◆ **EXERCISE BRIEF**
Every line below that includes "Trust" counts toward the total. Report that total alone.

◆ **EXERCISE MATERIAL**
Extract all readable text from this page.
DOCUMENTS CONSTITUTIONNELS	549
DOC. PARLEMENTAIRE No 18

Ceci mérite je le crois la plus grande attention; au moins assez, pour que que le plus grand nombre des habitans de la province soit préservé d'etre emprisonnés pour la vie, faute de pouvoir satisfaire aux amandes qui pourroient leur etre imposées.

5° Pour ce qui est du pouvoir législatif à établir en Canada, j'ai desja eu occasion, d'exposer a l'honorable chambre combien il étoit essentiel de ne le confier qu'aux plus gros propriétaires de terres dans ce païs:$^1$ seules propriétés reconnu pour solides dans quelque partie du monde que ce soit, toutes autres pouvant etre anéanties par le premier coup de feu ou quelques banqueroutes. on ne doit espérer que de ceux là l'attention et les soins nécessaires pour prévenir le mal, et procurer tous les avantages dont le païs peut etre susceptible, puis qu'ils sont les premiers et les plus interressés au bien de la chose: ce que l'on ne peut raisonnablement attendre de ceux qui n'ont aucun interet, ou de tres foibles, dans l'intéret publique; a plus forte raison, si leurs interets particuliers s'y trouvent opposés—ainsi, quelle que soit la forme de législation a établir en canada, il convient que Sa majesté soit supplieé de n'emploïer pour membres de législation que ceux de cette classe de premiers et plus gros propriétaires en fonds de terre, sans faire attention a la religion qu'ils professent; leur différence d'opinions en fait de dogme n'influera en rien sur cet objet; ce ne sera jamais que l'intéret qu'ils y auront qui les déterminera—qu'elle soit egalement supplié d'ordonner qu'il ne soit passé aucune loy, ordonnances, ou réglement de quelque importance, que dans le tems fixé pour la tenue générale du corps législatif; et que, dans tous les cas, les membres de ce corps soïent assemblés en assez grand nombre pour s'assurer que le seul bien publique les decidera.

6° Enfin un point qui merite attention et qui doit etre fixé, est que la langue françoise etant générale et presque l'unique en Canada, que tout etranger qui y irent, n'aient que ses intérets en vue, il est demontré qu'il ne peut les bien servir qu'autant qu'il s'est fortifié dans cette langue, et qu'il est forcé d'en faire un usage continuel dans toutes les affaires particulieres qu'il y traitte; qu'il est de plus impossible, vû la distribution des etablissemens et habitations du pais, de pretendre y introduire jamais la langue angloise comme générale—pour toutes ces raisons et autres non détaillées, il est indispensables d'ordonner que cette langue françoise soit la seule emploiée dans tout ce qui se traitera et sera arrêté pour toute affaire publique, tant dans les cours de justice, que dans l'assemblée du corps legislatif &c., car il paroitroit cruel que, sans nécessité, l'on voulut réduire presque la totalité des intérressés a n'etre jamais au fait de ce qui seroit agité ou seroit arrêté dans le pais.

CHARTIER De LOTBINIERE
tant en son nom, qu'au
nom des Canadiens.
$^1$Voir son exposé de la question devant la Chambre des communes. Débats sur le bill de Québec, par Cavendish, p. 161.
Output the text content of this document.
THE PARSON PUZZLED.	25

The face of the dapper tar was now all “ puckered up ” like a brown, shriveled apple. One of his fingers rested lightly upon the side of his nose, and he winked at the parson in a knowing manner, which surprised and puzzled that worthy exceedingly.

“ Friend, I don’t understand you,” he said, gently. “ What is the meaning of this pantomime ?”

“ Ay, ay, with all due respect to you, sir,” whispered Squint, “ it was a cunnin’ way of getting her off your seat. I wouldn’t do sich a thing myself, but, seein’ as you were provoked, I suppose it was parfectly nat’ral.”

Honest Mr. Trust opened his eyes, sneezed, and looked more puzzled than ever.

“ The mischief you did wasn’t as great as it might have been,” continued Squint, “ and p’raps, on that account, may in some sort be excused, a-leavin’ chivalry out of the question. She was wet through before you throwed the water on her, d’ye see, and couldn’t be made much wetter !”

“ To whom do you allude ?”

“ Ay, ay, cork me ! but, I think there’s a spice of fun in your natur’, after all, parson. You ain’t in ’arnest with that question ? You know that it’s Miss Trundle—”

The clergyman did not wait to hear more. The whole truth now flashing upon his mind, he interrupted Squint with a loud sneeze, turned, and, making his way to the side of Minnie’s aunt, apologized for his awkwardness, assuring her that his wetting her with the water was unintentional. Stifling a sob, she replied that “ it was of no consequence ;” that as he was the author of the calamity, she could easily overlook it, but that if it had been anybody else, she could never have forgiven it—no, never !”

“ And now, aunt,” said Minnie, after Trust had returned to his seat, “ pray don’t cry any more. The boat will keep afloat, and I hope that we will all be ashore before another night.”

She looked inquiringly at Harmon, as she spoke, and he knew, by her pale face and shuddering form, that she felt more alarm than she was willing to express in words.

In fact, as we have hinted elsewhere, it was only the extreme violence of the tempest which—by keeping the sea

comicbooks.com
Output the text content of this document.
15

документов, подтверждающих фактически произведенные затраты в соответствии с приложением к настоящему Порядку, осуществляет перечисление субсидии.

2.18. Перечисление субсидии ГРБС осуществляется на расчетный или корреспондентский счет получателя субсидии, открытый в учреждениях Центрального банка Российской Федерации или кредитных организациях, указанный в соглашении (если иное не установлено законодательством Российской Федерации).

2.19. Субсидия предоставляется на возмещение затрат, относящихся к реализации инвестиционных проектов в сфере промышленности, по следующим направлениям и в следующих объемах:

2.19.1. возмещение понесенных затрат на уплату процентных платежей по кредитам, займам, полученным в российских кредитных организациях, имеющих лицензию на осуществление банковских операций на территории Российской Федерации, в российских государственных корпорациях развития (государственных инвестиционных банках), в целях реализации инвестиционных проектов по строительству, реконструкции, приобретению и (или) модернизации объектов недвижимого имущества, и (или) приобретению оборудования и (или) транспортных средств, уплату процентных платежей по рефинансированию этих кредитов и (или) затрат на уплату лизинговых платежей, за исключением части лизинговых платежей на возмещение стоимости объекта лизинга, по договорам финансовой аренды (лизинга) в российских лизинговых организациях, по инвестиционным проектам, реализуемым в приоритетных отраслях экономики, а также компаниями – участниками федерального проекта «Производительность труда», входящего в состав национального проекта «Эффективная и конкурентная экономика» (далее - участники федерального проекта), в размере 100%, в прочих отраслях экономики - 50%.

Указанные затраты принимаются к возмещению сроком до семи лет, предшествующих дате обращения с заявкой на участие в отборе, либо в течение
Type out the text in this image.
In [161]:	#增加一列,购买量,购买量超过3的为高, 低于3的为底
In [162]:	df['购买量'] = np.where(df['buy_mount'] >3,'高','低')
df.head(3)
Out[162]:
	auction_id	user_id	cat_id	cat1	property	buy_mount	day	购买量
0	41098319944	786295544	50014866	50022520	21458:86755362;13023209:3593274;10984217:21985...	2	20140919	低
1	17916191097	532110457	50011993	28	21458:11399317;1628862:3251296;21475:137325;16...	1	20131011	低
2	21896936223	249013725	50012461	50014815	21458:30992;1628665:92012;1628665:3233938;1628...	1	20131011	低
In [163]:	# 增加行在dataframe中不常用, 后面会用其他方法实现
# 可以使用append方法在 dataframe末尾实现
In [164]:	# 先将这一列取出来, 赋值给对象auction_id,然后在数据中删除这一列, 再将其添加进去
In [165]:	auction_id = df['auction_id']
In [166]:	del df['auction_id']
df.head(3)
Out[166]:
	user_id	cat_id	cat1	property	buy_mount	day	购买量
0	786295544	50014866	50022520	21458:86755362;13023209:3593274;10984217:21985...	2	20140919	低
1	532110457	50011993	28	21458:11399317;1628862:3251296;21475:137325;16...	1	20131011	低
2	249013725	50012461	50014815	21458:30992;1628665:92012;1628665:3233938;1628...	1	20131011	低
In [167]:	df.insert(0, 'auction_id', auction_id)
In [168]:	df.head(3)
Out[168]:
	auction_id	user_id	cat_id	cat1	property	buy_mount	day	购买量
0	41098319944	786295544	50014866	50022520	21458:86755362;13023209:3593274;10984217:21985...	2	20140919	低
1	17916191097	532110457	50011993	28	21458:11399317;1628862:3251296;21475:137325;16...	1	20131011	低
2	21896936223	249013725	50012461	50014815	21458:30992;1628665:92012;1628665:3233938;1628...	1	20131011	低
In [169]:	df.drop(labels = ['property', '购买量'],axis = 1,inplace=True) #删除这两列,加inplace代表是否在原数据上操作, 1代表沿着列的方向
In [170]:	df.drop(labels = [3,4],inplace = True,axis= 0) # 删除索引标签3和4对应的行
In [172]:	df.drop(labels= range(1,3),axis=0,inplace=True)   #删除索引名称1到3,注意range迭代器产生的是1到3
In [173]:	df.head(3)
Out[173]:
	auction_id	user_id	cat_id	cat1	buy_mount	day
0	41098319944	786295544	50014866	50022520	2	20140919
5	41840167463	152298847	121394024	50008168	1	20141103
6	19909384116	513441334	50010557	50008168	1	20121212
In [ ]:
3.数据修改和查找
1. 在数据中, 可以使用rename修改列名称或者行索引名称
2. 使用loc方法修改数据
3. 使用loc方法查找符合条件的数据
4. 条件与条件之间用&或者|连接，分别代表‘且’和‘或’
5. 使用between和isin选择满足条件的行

◆ **RESULT OF THE EXERCISE**
2